— START Supplied material —

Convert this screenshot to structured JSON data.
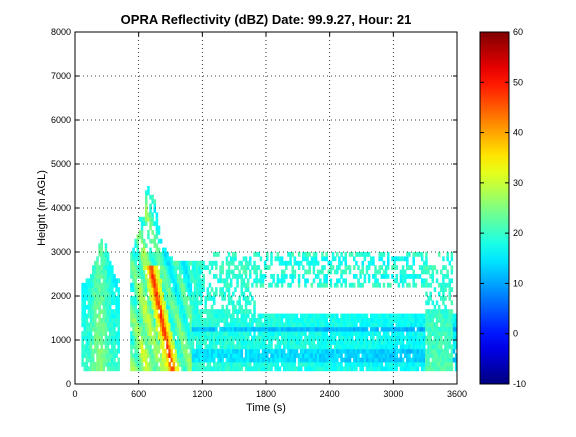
{
  "chart_data": {
    "type": "heatmap",
    "title": "OPRA Reflectivity (dBZ)  Date: 99.9.27, Hour: 21",
    "xlabel": "Time (s)",
    "ylabel": "Height (m AGL)",
    "xlim": [
      0,
      3600
    ],
    "ylim": [
      0,
      8000
    ],
    "xticks": [
      0,
      600,
      1200,
      1800,
      2400,
      3000,
      3600
    ],
    "yticks": [
      0,
      1000,
      2000,
      3000,
      4000,
      5000,
      6000,
      7000,
      8000
    ],
    "grid": true,
    "colormap": "jet",
    "colorbar": {
      "range": [
        -10,
        60
      ],
      "ticks": [
        -10,
        0,
        10,
        20,
        30,
        40,
        50,
        60
      ]
    },
    "features": [
      {
        "name": "bright band core",
        "t_start": 720,
        "t_end": 920,
        "h_top": 2600,
        "h_bottom": 300,
        "dbz": 45
      },
      {
        "name": "main convective cell",
        "t_start": 520,
        "t_end": 1100,
        "h_top": 4500,
        "h_bottom": 300,
        "dbz": 28
      },
      {
        "name": "early cell",
        "t_start": 60,
        "t_end": 420,
        "h_top": 3300,
        "h_bottom": 300,
        "dbz": 22
      },
      {
        "name": "anvil layer",
        "t_start": 1300,
        "t_end": 3550,
        "h_top": 3000,
        "h_bottom": 2200,
        "dbz": 18
      },
      {
        "name": "low stratiform layer",
        "t_start": 1100,
        "t_end": 3600,
        "h_top": 1600,
        "h_bottom": 300,
        "dbz": 16
      },
      {
        "name": "late cell",
        "t_start": 3300,
        "t_end": 3560,
        "h_top": 3000,
        "h_bottom": 300,
        "dbz": 22
      }
    ]
  }
}
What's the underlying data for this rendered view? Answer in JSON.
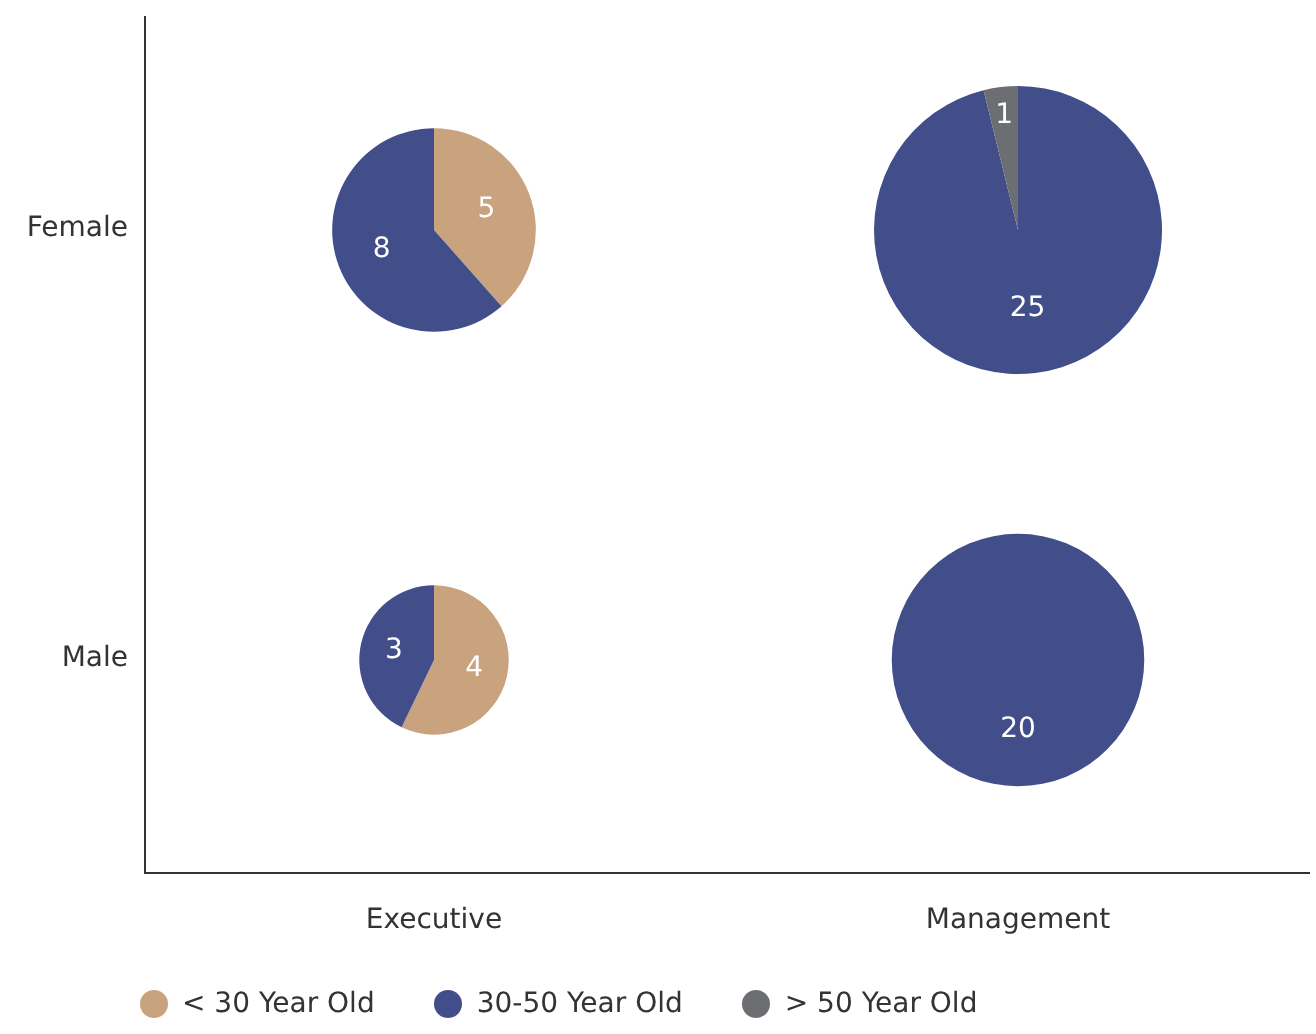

— END Supplied material —

Scan the lines above for "cell", then copy every one that has it.

        "name": "main convective cell",
        "name": "early cell",
        "name": "late cell",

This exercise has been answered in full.